TASK STATEMENT – Please copy out, unchanged, the part of the items that opens with the line containing "slice-3-contour-1 (1570, 134, 1587, 162)" and continues through the end of the items, both ends included.

ENTRIES PROVIDED –
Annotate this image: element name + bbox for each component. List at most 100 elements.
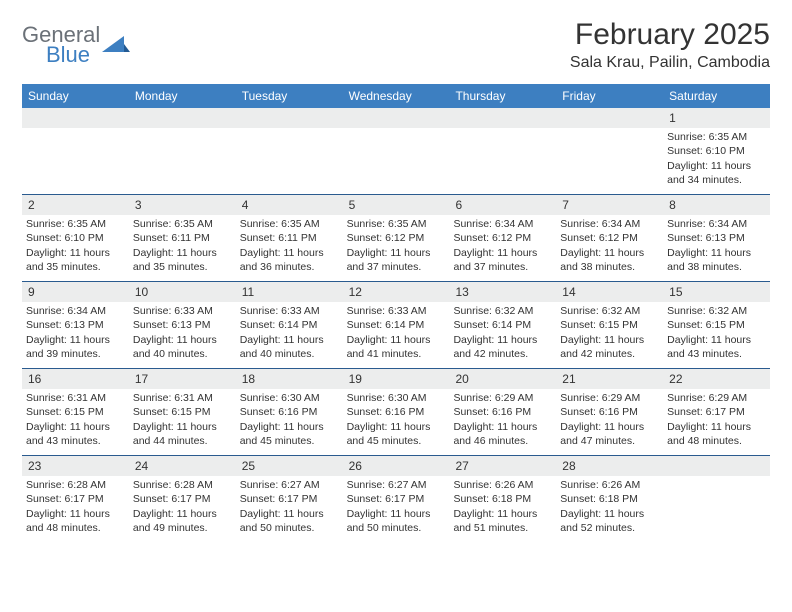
daylight-text: Daylight: 11 hours and 48 minutes. [667,420,766,448]
day-number: 9 [22,282,129,302]
day-info: Sunrise: 6:34 AMSunset: 6:12 PMDaylight:… [449,215,556,278]
day-number: 15 [663,282,770,302]
sunset-text: Sunset: 6:12 PM [453,231,552,245]
calendar-cell: 1Sunrise: 6:35 AMSunset: 6:10 PMDaylight… [663,108,770,194]
day-number: 20 [449,369,556,389]
weekday-header: Wednesday [343,84,450,108]
sunset-text: Sunset: 6:14 PM [453,318,552,332]
day-info: Sunrise: 6:29 AMSunset: 6:16 PMDaylight:… [556,389,663,452]
day-number [236,108,343,128]
sunset-text: Sunset: 6:13 PM [26,318,125,332]
sunset-text: Sunset: 6:11 PM [240,231,339,245]
calendar-cell: 11Sunrise: 6:33 AMSunset: 6:14 PMDayligh… [236,282,343,368]
triangle-icon [102,34,130,59]
calendar-cell [22,108,129,194]
daylight-text: Daylight: 11 hours and 39 minutes. [26,333,125,361]
day-number: 12 [343,282,450,302]
calendar-cell: 8Sunrise: 6:34 AMSunset: 6:13 PMDaylight… [663,195,770,281]
sunset-text: Sunset: 6:13 PM [667,231,766,245]
day-info: Sunrise: 6:27 AMSunset: 6:17 PMDaylight:… [343,476,450,539]
day-number: 16 [22,369,129,389]
daylight-text: Daylight: 11 hours and 47 minutes. [560,420,659,448]
daylight-text: Daylight: 11 hours and 42 minutes. [453,333,552,361]
day-number: 18 [236,369,343,389]
sunrise-text: Sunrise: 6:34 AM [667,217,766,231]
calendar-cell: 7Sunrise: 6:34 AMSunset: 6:12 PMDaylight… [556,195,663,281]
calendar-cell: 12Sunrise: 6:33 AMSunset: 6:14 PMDayligh… [343,282,450,368]
sunset-text: Sunset: 6:17 PM [667,405,766,419]
daylight-text: Daylight: 11 hours and 50 minutes. [347,507,446,535]
calendar-cell: 19Sunrise: 6:30 AMSunset: 6:16 PMDayligh… [343,369,450,455]
day-number: 11 [236,282,343,302]
day-number: 14 [556,282,663,302]
daylight-text: Daylight: 11 hours and 41 minutes. [347,333,446,361]
day-number [449,108,556,128]
day-info: Sunrise: 6:26 AMSunset: 6:18 PMDaylight:… [449,476,556,539]
day-number: 2 [22,195,129,215]
sunrise-text: Sunrise: 6:35 AM [26,217,125,231]
sunset-text: Sunset: 6:12 PM [560,231,659,245]
calendar-cell: 24Sunrise: 6:28 AMSunset: 6:17 PMDayligh… [129,456,236,542]
day-number: 4 [236,195,343,215]
weekday-header: Monday [129,84,236,108]
sunset-text: Sunset: 6:17 PM [240,492,339,506]
calendar-week: 9Sunrise: 6:34 AMSunset: 6:13 PMDaylight… [22,281,770,368]
sunrise-text: Sunrise: 6:33 AM [133,304,232,318]
calendar-cell [343,108,450,194]
calendar-week: 1Sunrise: 6:35 AMSunset: 6:10 PMDaylight… [22,108,770,194]
calendar-week: 2Sunrise: 6:35 AMSunset: 6:10 PMDaylight… [22,194,770,281]
calendar-cell: 20Sunrise: 6:29 AMSunset: 6:16 PMDayligh… [449,369,556,455]
sunset-text: Sunset: 6:13 PM [133,318,232,332]
sunrise-text: Sunrise: 6:32 AM [453,304,552,318]
day-info: Sunrise: 6:34 AMSunset: 6:12 PMDaylight:… [556,215,663,278]
sunset-text: Sunset: 6:18 PM [453,492,552,506]
page-header: General Blue February 2025 Sala Krau, Pa… [22,18,770,72]
title-block: February 2025 Sala Krau, Pailin, Cambodi… [570,18,770,72]
calendar-cell [129,108,236,194]
sunrise-text: Sunrise: 6:26 AM [560,478,659,492]
day-number: 28 [556,456,663,476]
calendar-cell: 10Sunrise: 6:33 AMSunset: 6:13 PMDayligh… [129,282,236,368]
calendar-cell [663,456,770,542]
day-number: 6 [449,195,556,215]
daylight-text: Daylight: 11 hours and 45 minutes. [240,420,339,448]
sunset-text: Sunset: 6:15 PM [667,318,766,332]
calendar-week: 23Sunrise: 6:28 AMSunset: 6:17 PMDayligh… [22,455,770,542]
daylight-text: Daylight: 11 hours and 35 minutes. [26,246,125,274]
day-info: Sunrise: 6:30 AMSunset: 6:16 PMDaylight:… [236,389,343,452]
daylight-text: Daylight: 11 hours and 50 minutes. [240,507,339,535]
calendar-cell: 17Sunrise: 6:31 AMSunset: 6:15 PMDayligh… [129,369,236,455]
daylight-text: Daylight: 11 hours and 51 minutes. [453,507,552,535]
day-info: Sunrise: 6:33 AMSunset: 6:14 PMDaylight:… [236,302,343,365]
calendar-cell: 2Sunrise: 6:35 AMSunset: 6:10 PMDaylight… [22,195,129,281]
calendar-cell: 13Sunrise: 6:32 AMSunset: 6:14 PMDayligh… [449,282,556,368]
weekday-header-row: Sunday Monday Tuesday Wednesday Thursday… [22,84,770,108]
daylight-text: Daylight: 11 hours and 37 minutes. [347,246,446,274]
day-number [343,108,450,128]
calendar-cell: 21Sunrise: 6:29 AMSunset: 6:16 PMDayligh… [556,369,663,455]
calendar-cell: 28Sunrise: 6:26 AMSunset: 6:18 PMDayligh… [556,456,663,542]
calendar-cell [556,108,663,194]
sunrise-text: Sunrise: 6:31 AM [26,391,125,405]
calendar-cell: 3Sunrise: 6:35 AMSunset: 6:11 PMDaylight… [129,195,236,281]
day-info: Sunrise: 6:28 AMSunset: 6:17 PMDaylight:… [22,476,129,539]
calendar-cell: 26Sunrise: 6:27 AMSunset: 6:17 PMDayligh… [343,456,450,542]
sunset-text: Sunset: 6:15 PM [133,405,232,419]
daylight-text: Daylight: 11 hours and 35 minutes. [133,246,232,274]
day-number [129,108,236,128]
day-info: Sunrise: 6:35 AMSunset: 6:12 PMDaylight:… [343,215,450,278]
day-number [663,456,770,476]
daylight-text: Daylight: 11 hours and 43 minutes. [26,420,125,448]
daylight-text: Daylight: 11 hours and 34 minutes. [667,159,766,187]
day-number: 25 [236,456,343,476]
weekday-header: Thursday [449,84,556,108]
sunrise-text: Sunrise: 6:34 AM [26,304,125,318]
sunset-text: Sunset: 6:16 PM [240,405,339,419]
sunrise-text: Sunrise: 6:28 AM [26,478,125,492]
sunset-text: Sunset: 6:15 PM [26,405,125,419]
weekday-header: Sunday [22,84,129,108]
day-number: 17 [129,369,236,389]
day-number [556,108,663,128]
day-info: Sunrise: 6:31 AMSunset: 6:15 PMDaylight:… [129,389,236,452]
day-info: Sunrise: 6:30 AMSunset: 6:16 PMDaylight:… [343,389,450,452]
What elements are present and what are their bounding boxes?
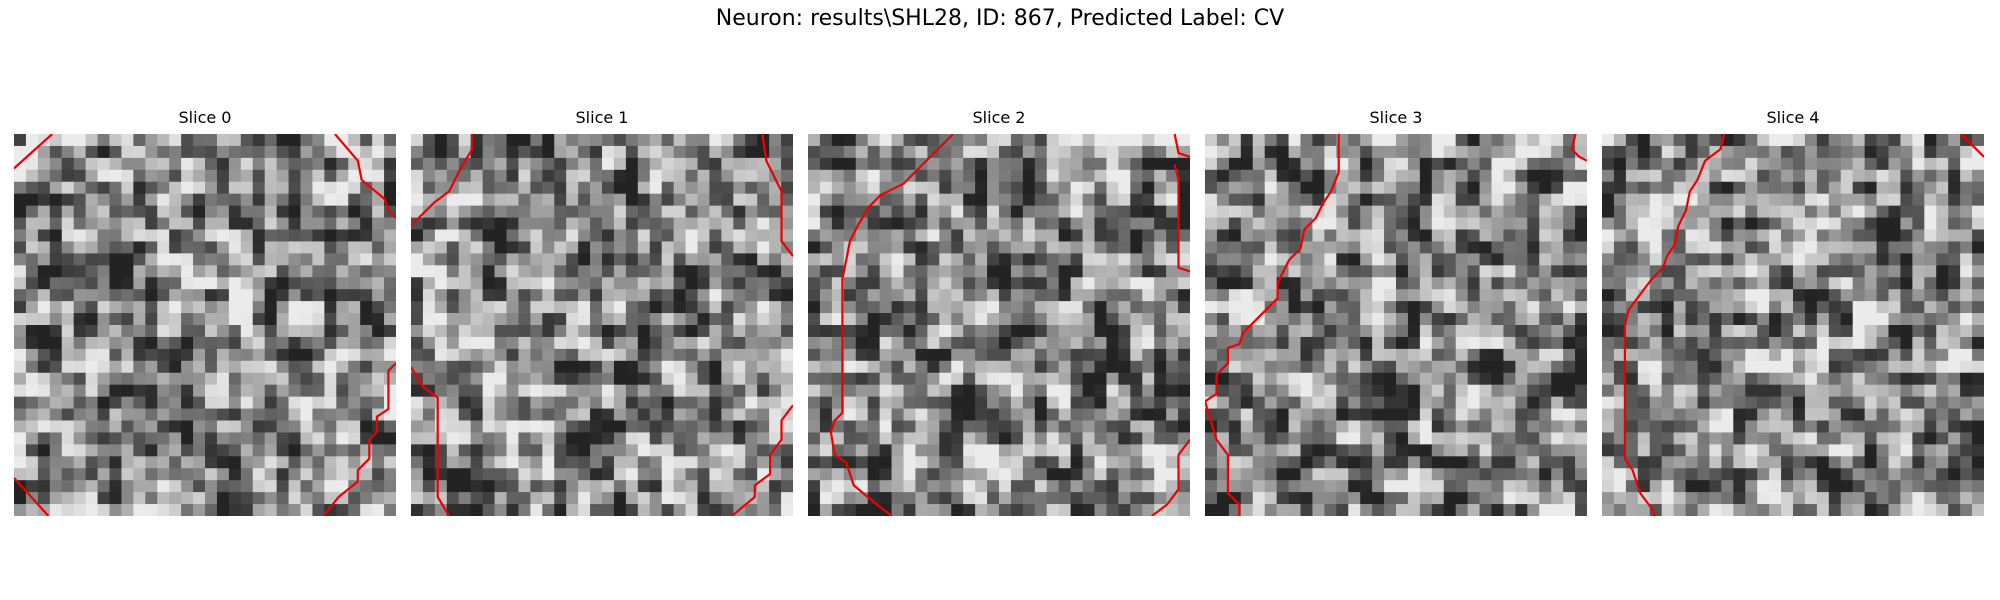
slice-3-contour-1 (1570, 134, 1587, 162)
slice-1-title: Slice 1 (575, 108, 629, 127)
slice-1-contour-2 (411, 366, 451, 516)
figure-title: Neuron: results\SHL28, ID: 867, Predicte… (715, 6, 1285, 31)
slice-3-title: Slice 3 (1369, 108, 1423, 127)
slice-1-contour-0 (411, 134, 474, 227)
slice-2-contour-3 (1151, 438, 1190, 516)
slice-0-image (14, 134, 396, 516)
slice-4-contour-0 (1623, 134, 1726, 516)
slice-2-contour-1 (1173, 134, 1190, 158)
slice-4-image (1602, 134, 1984, 516)
slice-3-image (1205, 134, 1587, 516)
slice-4-contour-1 (1960, 134, 1984, 158)
slice-1-contour-3 (731, 404, 793, 516)
slice-0-contour-1 (334, 134, 396, 219)
slice-2-image (808, 134, 1190, 516)
slice-2-title: Slice 2 (972, 108, 1026, 127)
slice-4-title: Slice 4 (1766, 108, 1820, 127)
slice-1-contour-1 (761, 134, 793, 257)
slice-2-contour-2 (1173, 164, 1190, 273)
slice-0-contour-2 (14, 477, 50, 516)
slice-0-contour-3 (322, 362, 396, 516)
slice-0-title: Slice 0 (178, 108, 232, 127)
slice-0-contour-0 (14, 134, 53, 170)
slice-1-image (411, 134, 793, 516)
slice-2-contour-0 (829, 134, 954, 516)
slice-3-contour-0 (1205, 134, 1340, 516)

RESULT OF THE TASK –
slice-3-contour-1 (1570, 134, 1587, 162)
slice-1-title: Slice 1 (575, 108, 629, 127)
slice-1-contour-2 (411, 366, 451, 516)
figure-title: Neuron: results\SHL28, ID: 867, Predicte… (715, 6, 1285, 31)
slice-3-title: Slice 3 (1369, 108, 1423, 127)
slice-1-contour-0 (411, 134, 474, 227)
slice-2-contour-3 (1151, 438, 1190, 516)
slice-0-image (14, 134, 396, 516)
slice-4-contour-0 (1623, 134, 1726, 516)
slice-2-contour-1 (1173, 134, 1190, 158)
slice-4-image (1602, 134, 1984, 516)
slice-3-image (1205, 134, 1587, 516)
slice-4-contour-1 (1960, 134, 1984, 158)
slice-1-contour-3 (731, 404, 793, 516)
slice-0-contour-1 (334, 134, 396, 219)
slice-2-image (808, 134, 1190, 516)
slice-2-title: Slice 2 (972, 108, 1026, 127)
slice-4-title: Slice 4 (1766, 108, 1820, 127)
slice-1-contour-1 (761, 134, 793, 257)
slice-2-contour-2 (1173, 164, 1190, 273)
slice-0-contour-2 (14, 477, 50, 516)
slice-0-contour-3 (322, 362, 396, 516)
slice-0-title: Slice 0 (178, 108, 232, 127)
slice-0-contour-0 (14, 134, 53, 170)
slice-1-image (411, 134, 793, 516)
slice-2-contour-0 (829, 134, 954, 516)
slice-3-contour-0 (1205, 134, 1340, 516)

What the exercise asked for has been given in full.